## [Objective]
How many lines in the rows below contain the word "CRESSWELL"? Reply with the number only.

* start *

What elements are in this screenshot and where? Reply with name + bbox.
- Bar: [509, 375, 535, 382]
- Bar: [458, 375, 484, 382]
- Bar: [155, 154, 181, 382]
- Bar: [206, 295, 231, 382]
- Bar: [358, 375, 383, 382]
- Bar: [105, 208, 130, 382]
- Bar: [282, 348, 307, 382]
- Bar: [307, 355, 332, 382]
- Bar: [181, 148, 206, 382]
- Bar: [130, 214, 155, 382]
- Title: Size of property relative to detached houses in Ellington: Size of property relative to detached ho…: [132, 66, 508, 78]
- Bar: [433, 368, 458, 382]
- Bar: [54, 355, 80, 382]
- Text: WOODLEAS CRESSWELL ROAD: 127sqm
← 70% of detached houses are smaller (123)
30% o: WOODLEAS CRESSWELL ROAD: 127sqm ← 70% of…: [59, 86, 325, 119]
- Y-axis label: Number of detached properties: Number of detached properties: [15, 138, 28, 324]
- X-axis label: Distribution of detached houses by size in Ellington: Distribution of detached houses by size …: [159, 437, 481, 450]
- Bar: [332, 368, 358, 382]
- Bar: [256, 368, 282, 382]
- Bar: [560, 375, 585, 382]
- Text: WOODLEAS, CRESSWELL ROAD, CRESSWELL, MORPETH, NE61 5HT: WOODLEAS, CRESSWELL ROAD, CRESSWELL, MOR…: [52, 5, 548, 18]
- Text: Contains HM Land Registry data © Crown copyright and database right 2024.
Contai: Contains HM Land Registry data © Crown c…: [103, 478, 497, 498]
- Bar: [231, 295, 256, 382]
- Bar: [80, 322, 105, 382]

* end *

## [Response to this task]
3